-- Begin Data records --

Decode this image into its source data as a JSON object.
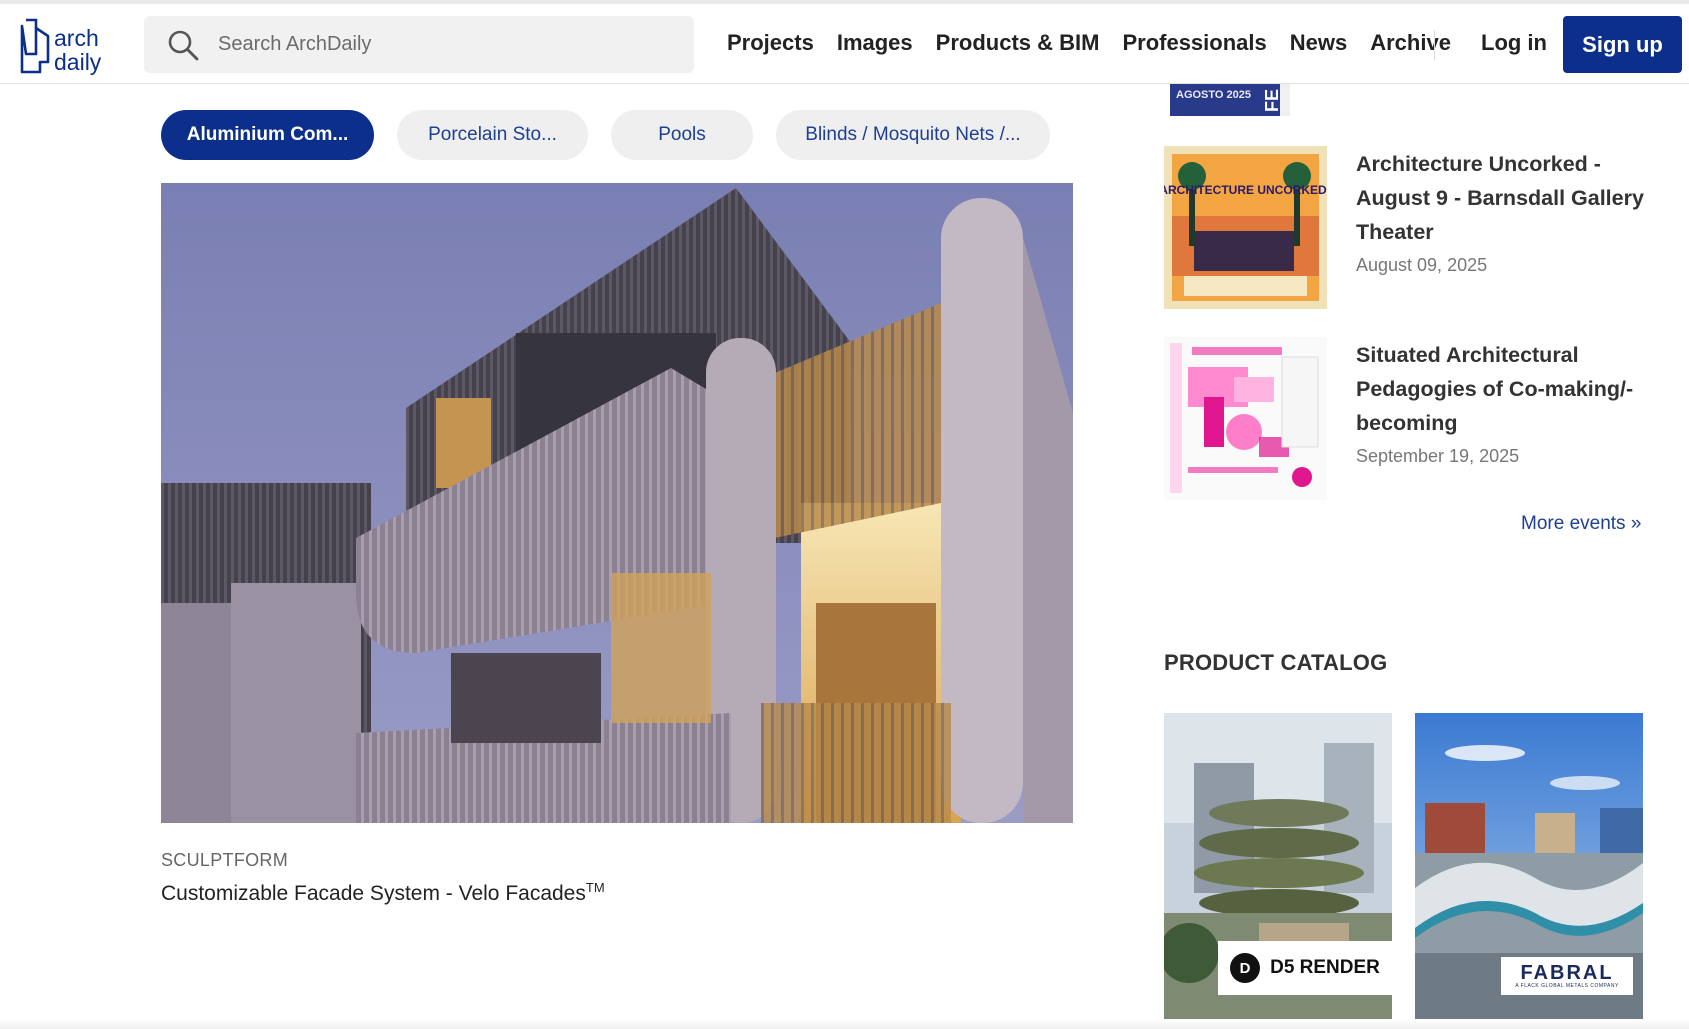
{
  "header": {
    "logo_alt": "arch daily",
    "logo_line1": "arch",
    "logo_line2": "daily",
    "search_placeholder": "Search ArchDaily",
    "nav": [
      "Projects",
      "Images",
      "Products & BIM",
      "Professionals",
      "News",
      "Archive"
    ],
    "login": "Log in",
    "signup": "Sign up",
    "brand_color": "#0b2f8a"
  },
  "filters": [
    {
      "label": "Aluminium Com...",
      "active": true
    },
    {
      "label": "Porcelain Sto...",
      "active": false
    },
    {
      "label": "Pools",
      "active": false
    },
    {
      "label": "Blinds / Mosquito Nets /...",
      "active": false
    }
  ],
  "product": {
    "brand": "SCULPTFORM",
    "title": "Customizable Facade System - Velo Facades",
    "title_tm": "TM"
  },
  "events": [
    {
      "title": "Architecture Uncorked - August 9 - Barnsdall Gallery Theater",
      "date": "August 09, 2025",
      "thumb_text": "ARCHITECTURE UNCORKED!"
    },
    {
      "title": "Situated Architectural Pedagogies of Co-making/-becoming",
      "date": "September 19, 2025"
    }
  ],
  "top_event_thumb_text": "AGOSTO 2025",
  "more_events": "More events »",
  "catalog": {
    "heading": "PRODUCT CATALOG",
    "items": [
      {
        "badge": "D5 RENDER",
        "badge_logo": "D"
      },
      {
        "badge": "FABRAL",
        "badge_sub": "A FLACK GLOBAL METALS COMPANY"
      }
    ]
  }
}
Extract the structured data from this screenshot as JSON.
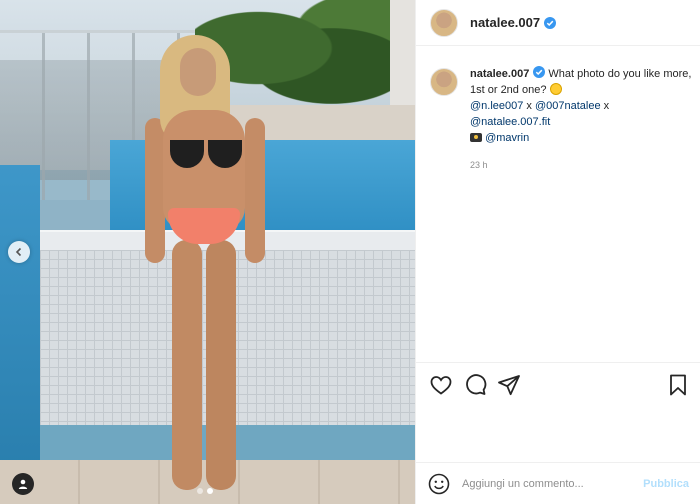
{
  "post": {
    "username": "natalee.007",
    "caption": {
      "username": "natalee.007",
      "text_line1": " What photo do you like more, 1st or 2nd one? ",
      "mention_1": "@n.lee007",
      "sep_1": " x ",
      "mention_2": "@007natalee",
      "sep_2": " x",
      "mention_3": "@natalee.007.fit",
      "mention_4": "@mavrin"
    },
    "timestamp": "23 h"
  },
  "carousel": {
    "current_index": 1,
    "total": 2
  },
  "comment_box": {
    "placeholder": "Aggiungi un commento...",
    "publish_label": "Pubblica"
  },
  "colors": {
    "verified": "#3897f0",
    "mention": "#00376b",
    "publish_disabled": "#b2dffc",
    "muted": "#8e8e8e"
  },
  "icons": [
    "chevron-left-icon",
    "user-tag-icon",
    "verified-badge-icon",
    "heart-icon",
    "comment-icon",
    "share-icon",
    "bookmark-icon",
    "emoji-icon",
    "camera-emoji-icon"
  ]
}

-- End Data records --

**Written task:** Show every line from the entries above in which "August" appears.

**Answer to this problem:**
      "title": "Architecture Uncorked - August 9 - Barnsdall Gallery Theater",
      "date": "August 09, 2025",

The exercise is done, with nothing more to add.